_Extracted records_:
□ □ □ □ □

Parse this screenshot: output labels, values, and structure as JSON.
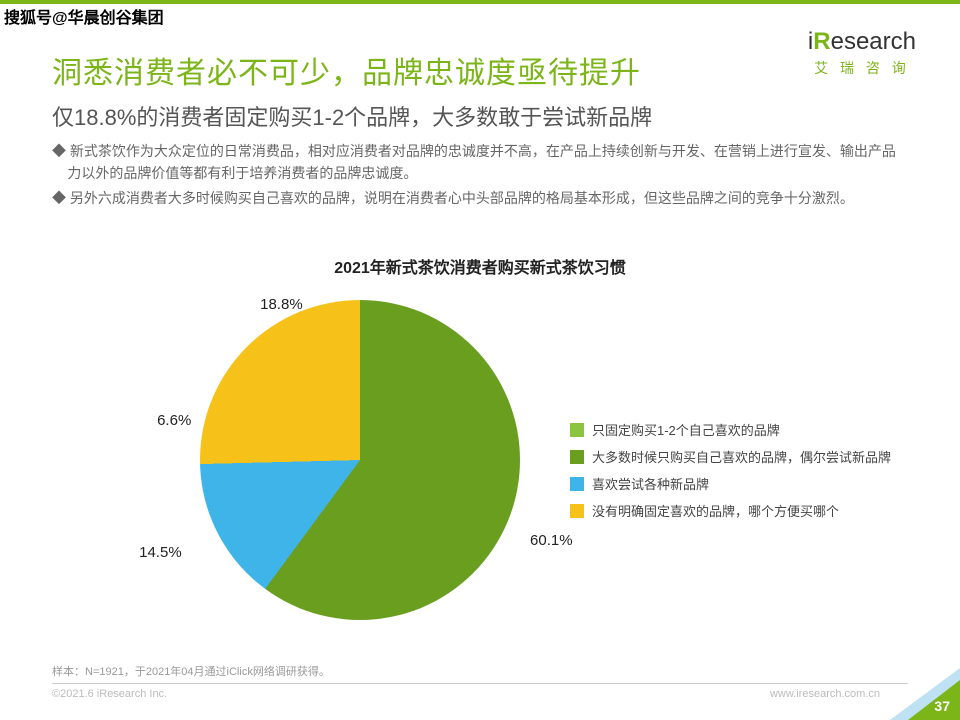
{
  "watermark": "搜狐号@华晨创谷集团",
  "logo": {
    "pre": "i",
    "bold": "R",
    "post": "esearch",
    "sub": "艾 瑞 咨 询"
  },
  "title": "洞悉消费者必不可少，品牌忠诚度亟待提升",
  "subtitle": "仅18.8%的消费者固定购买1-2个品牌，大多数敢于尝试新品牌",
  "bullets": [
    "◆ 新式茶饮作为大众定位的日常消费品，相对应消费者对品牌的忠诚度并不高，在产品上持续创新与开发、在营销上进行宣发、输出产品力以外的品牌价值等都有利于培养消费者的品牌忠诚度。",
    "◆ 另外六成消费者大多时候购买自己喜欢的品牌，说明在消费者心中头部品牌的格局基本形成，但这些品牌之间的竞争十分激烈。"
  ],
  "chart": {
    "type": "pie",
    "title": "2021年新式茶饮消费者购买新式茶饮习惯",
    "slices": [
      {
        "label": "只固定购买1-2个自己喜欢的品牌",
        "value": 18.8,
        "display": "18.8%",
        "color": "#8bc540"
      },
      {
        "label": "大多数时候只购买自己喜欢的品牌，偶尔尝试新品牌",
        "value": 60.1,
        "display": "60.1%",
        "color": "#6a9e1f"
      },
      {
        "label": "喜欢尝试各种新品牌",
        "value": 14.5,
        "display": "14.5%",
        "color": "#3fb4e8"
      },
      {
        "label": "没有明确固定喜欢的品牌，哪个方便买哪个",
        "value": 6.6,
        "display": "6.6%",
        "color": "#f6c21a"
      }
    ],
    "start_angle_deg": -67.7,
    "background": "#ffffff",
    "label_fontsize": 15,
    "legend_fontsize": 13
  },
  "footer": {
    "sample": "样本：N=1921，于2021年04月通过iClick网络调研获得。",
    "copyright": "©2021.6 iResearch Inc.",
    "site": "www.iresearch.com.cn",
    "page": "37"
  }
}
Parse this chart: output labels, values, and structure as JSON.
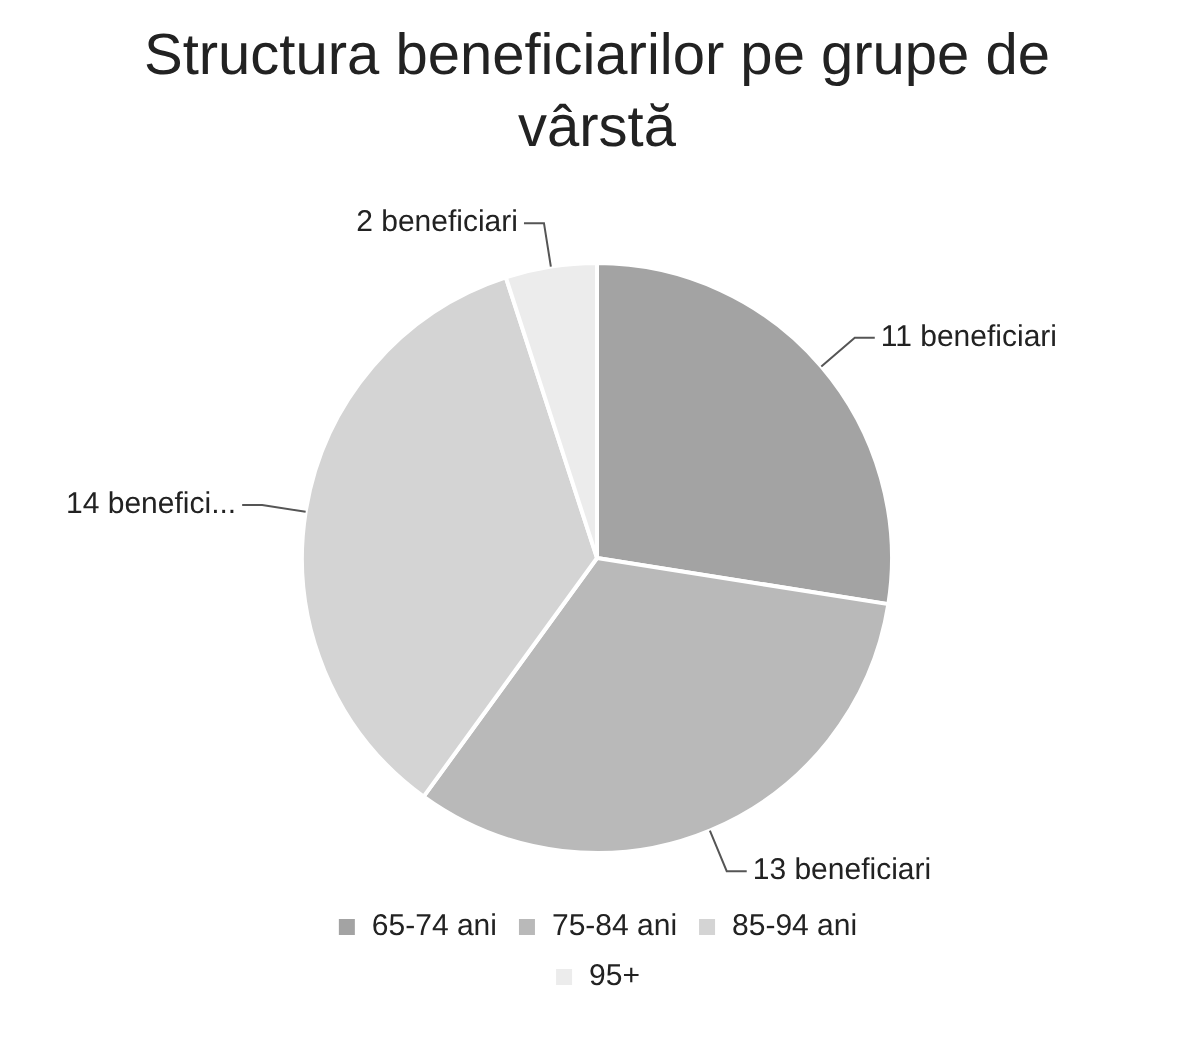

□ □ □ □ □

_WHAT YOU HAVE TO DO_: Leave the images out, please, and restate each line word for word.

_TASK SOLUTION_:
Parse this screenshot: output labels, values, and structure as JSON.
{
  "watermark": "搜狐号@华晨创谷集团",
  "logo": {
    "pre": "i",
    "bold": "R",
    "post": "esearch",
    "sub": "艾 瑞 咨 询"
  },
  "title": "洞悉消费者必不可少，品牌忠诚度亟待提升",
  "subtitle": "仅18.8%的消费者固定购买1-2个品牌，大多数敢于尝试新品牌",
  "bullets": [
    "◆ 新式茶饮作为大众定位的日常消费品，相对应消费者对品牌的忠诚度并不高，在产品上持续创新与开发、在营销上进行宣发、输出产品力以外的品牌价值等都有利于培养消费者的品牌忠诚度。",
    "◆ 另外六成消费者大多时候购买自己喜欢的品牌，说明在消费者心中头部品牌的格局基本形成，但这些品牌之间的竞争十分激烈。"
  ],
  "chart": {
    "type": "pie",
    "title": "2021年新式茶饮消费者购买新式茶饮习惯",
    "slices": [
      {
        "label": "只固定购买1-2个自己喜欢的品牌",
        "value": 18.8,
        "display": "18.8%",
        "color": "#8bc540"
      },
      {
        "label": "大多数时候只购买自己喜欢的品牌，偶尔尝试新品牌",
        "value": 60.1,
        "display": "60.1%",
        "color": "#6a9e1f"
      },
      {
        "label": "喜欢尝试各种新品牌",
        "value": 14.5,
        "display": "14.5%",
        "color": "#3fb4e8"
      },
      {
        "label": "没有明确固定喜欢的品牌，哪个方便买哪个",
        "value": 6.6,
        "display": "6.6%",
        "color": "#f6c21a"
      }
    ],
    "start_angle_deg": -67.7,
    "background": "#ffffff",
    "label_fontsize": 15,
    "legend_fontsize": 13
  },
  "footer": {
    "sample": "样本：N=1921，于2021年04月通过iClick网络调研获得。",
    "copyright": "©2021.6 iResearch Inc.",
    "site": "www.iresearch.com.cn",
    "page": "37"
  }
}
Parse this chart: output labels, values, and structure as JSON.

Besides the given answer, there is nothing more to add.